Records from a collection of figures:
--

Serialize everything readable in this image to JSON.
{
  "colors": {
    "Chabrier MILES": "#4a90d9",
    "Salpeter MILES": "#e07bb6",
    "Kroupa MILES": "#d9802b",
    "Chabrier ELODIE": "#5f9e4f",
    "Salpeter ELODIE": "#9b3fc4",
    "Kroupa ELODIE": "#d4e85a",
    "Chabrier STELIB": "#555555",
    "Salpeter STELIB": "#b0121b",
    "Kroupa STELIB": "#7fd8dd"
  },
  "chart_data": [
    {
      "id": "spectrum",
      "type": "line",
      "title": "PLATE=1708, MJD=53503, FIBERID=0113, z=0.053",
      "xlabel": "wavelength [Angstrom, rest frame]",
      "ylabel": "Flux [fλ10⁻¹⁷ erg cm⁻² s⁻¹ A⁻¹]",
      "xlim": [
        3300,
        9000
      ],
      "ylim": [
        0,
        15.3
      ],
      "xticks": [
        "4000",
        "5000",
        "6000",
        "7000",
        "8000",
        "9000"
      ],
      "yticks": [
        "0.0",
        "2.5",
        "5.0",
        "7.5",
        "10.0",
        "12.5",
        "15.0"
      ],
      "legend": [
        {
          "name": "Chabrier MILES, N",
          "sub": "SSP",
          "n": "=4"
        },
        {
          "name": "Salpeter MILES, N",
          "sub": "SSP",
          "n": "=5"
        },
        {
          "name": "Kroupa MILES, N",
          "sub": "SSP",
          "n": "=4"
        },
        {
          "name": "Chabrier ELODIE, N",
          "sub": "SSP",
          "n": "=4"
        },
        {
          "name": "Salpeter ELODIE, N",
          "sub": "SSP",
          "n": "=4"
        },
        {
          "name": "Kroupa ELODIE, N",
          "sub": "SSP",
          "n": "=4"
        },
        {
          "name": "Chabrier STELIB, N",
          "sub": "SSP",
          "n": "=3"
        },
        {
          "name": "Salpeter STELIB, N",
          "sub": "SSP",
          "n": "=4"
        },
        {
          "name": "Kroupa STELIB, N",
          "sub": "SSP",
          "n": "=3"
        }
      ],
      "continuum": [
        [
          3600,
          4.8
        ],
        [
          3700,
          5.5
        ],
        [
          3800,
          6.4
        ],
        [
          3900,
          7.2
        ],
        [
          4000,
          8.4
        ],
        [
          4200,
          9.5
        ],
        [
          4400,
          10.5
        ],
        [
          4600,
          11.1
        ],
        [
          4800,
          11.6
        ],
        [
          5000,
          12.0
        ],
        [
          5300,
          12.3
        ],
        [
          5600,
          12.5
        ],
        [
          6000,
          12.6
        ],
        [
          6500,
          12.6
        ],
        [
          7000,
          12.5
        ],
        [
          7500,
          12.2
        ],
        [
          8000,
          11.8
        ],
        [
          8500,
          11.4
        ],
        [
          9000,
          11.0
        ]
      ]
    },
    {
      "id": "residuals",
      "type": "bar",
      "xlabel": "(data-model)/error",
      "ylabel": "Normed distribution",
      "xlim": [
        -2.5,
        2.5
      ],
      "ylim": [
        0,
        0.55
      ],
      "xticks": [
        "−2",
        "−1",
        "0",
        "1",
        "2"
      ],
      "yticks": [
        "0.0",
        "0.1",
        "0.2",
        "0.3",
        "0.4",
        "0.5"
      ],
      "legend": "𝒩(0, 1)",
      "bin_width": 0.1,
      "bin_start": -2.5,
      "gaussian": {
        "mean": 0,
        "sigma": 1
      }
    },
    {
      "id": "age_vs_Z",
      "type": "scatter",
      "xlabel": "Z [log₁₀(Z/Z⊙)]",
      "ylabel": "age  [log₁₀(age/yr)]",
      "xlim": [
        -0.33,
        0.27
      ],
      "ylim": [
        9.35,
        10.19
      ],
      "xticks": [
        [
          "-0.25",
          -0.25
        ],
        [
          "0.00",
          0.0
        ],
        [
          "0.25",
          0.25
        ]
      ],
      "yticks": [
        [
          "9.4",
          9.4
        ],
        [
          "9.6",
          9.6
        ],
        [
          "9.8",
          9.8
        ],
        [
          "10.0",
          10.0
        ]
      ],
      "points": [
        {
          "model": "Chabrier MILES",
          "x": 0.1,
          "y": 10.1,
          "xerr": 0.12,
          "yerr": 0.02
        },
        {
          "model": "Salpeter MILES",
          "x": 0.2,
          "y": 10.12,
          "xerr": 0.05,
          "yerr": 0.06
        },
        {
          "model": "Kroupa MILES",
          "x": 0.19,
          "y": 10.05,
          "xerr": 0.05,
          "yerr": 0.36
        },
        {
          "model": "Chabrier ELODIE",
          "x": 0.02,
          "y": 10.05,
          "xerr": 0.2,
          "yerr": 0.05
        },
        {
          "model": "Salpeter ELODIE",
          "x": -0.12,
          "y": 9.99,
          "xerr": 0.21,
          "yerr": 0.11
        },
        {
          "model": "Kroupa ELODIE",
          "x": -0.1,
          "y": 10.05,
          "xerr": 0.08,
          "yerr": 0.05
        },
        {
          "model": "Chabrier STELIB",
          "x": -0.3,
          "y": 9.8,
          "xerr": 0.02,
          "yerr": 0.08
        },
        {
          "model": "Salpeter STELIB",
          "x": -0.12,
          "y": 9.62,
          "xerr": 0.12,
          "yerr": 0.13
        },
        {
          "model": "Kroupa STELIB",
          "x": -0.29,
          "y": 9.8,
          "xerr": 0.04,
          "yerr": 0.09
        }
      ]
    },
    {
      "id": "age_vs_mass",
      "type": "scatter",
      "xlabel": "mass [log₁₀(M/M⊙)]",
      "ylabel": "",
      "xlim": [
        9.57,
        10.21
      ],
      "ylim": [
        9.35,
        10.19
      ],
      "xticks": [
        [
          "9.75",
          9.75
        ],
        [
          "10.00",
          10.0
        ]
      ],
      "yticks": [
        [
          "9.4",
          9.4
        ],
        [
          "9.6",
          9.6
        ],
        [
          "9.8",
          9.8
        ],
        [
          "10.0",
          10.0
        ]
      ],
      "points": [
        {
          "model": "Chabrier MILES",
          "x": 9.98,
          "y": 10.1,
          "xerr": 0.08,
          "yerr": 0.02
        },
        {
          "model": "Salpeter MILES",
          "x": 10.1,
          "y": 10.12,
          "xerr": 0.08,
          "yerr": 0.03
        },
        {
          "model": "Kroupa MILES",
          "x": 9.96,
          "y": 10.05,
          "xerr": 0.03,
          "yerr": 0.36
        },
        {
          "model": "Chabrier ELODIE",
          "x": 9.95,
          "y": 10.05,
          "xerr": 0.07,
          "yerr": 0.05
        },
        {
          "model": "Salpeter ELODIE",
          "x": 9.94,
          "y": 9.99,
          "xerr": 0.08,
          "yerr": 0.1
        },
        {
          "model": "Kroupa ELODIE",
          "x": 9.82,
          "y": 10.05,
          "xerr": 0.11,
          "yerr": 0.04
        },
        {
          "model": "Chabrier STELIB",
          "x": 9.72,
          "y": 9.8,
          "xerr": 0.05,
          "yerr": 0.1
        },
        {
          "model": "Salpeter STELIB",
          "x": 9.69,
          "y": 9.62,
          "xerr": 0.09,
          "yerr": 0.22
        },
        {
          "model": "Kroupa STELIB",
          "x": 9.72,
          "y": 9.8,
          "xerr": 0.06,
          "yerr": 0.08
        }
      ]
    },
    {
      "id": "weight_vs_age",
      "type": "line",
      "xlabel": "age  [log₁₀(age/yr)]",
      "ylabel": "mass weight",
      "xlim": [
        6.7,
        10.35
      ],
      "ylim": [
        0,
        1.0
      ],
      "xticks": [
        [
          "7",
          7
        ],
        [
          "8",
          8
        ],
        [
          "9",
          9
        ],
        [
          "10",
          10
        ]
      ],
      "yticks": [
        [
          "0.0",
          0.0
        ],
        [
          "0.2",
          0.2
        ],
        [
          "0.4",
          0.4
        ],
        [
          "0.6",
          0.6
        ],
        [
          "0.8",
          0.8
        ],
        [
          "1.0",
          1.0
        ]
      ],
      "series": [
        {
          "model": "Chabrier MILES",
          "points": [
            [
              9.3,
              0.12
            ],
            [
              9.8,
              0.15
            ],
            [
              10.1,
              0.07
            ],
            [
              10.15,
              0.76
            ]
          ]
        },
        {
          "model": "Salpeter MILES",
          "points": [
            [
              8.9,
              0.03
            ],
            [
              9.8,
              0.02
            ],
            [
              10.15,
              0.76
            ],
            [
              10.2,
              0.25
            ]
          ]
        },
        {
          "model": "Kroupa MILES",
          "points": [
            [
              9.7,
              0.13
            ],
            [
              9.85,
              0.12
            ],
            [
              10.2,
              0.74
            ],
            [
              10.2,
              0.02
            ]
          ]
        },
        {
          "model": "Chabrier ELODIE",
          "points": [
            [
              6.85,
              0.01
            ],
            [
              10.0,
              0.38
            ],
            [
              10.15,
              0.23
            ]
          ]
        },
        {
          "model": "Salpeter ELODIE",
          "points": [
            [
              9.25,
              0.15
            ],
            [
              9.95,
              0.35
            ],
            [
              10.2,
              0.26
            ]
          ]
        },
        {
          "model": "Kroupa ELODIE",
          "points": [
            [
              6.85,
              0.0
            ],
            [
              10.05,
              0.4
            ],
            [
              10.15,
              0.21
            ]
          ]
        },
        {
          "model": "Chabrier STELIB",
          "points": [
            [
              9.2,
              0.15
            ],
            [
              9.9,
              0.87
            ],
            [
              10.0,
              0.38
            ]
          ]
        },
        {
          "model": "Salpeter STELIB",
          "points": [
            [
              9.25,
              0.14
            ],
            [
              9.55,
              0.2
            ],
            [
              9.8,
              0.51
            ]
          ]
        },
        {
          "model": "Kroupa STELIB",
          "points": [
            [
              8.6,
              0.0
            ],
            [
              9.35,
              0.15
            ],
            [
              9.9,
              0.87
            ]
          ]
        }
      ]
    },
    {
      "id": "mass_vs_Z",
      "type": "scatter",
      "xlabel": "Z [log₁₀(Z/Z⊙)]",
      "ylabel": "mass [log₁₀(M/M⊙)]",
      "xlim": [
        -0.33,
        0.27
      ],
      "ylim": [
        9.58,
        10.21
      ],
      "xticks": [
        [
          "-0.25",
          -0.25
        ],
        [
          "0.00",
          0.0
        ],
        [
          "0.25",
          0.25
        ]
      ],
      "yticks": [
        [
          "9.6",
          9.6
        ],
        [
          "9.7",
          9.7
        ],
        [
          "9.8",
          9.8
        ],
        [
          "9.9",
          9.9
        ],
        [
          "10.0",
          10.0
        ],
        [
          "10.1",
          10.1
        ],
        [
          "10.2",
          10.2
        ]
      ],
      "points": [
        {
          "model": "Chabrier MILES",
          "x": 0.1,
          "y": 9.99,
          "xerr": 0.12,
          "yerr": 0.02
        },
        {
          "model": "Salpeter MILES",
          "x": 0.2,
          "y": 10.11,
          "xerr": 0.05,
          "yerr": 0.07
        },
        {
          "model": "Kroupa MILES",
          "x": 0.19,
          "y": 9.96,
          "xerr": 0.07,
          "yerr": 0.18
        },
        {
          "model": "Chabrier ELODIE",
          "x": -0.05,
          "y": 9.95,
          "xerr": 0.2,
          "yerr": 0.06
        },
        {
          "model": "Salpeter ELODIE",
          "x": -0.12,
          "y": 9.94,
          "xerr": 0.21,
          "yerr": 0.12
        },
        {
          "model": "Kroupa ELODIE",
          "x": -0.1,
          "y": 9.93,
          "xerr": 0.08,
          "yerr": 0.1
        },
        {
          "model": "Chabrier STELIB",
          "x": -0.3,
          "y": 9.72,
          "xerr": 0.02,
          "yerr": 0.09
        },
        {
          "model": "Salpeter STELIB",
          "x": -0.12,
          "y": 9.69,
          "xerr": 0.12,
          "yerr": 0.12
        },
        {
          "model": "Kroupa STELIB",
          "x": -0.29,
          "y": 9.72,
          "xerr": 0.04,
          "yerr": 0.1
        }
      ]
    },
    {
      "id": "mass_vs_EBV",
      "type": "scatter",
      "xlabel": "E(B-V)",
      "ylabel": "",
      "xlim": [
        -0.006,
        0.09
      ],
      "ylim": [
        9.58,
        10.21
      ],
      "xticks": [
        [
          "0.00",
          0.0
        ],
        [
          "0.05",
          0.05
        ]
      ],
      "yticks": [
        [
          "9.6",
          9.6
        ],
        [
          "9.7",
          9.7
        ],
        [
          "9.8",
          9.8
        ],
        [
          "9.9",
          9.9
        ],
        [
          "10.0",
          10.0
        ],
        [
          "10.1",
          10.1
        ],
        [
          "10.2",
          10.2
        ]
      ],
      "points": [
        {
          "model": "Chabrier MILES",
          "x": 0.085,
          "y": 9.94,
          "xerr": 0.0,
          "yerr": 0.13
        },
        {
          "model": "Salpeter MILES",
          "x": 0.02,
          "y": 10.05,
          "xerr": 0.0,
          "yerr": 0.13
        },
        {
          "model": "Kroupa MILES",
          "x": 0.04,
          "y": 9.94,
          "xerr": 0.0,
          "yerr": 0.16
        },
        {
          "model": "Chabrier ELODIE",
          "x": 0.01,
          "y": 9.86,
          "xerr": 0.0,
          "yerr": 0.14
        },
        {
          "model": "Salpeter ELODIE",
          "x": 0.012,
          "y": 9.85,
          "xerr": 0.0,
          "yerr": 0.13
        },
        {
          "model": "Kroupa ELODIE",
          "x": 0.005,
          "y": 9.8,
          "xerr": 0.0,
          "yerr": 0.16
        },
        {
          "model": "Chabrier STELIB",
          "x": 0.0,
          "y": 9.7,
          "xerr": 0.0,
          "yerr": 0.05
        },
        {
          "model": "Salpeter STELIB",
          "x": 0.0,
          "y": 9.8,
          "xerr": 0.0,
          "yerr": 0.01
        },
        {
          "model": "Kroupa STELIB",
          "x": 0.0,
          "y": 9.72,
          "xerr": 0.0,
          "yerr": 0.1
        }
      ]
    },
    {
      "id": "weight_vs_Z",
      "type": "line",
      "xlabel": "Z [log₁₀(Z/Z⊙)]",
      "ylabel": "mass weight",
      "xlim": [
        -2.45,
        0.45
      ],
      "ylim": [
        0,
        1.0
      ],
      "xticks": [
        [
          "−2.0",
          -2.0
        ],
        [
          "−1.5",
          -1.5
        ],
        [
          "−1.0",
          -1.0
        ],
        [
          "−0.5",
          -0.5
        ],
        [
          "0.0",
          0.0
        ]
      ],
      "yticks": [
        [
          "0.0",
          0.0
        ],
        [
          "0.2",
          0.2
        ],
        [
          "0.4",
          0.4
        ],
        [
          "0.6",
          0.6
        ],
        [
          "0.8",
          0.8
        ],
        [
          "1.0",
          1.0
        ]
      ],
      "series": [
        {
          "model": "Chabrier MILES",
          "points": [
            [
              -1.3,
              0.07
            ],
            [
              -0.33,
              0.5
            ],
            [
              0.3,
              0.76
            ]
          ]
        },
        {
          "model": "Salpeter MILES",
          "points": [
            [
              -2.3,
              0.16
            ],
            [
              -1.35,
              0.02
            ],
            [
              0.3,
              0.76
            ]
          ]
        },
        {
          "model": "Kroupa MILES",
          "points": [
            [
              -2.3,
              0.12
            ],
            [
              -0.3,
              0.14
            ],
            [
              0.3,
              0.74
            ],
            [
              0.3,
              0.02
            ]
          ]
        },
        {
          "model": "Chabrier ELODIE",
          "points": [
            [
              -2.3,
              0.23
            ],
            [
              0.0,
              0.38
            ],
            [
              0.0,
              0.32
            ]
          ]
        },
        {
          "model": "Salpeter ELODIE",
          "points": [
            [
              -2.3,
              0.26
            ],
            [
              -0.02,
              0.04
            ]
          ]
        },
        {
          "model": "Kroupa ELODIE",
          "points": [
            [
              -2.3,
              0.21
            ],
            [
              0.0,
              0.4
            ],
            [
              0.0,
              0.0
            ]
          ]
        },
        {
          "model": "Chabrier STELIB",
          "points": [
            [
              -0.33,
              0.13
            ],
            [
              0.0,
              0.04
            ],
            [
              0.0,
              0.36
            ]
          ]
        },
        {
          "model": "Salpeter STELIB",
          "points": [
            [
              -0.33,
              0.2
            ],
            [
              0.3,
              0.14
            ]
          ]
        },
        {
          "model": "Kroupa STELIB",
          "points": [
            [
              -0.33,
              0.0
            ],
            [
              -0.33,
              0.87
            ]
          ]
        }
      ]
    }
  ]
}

--

Goal: Show all lines in the entries above where the string "ylabel" appears.

Written solution:
      "ylabel": "Flux [fλ10⁻¹⁷ erg cm⁻² s⁻¹ A⁻¹]",
      "ylabel": "Normed distribution",
      "ylabel": "age  [log₁₀(age/yr)]",
      "ylabel": "",
      "ylabel": "mass weight",
      "ylabel": "mass [log₁₀(M/M⊙)]",
      "ylabel": "",
      "ylabel": "mass weight",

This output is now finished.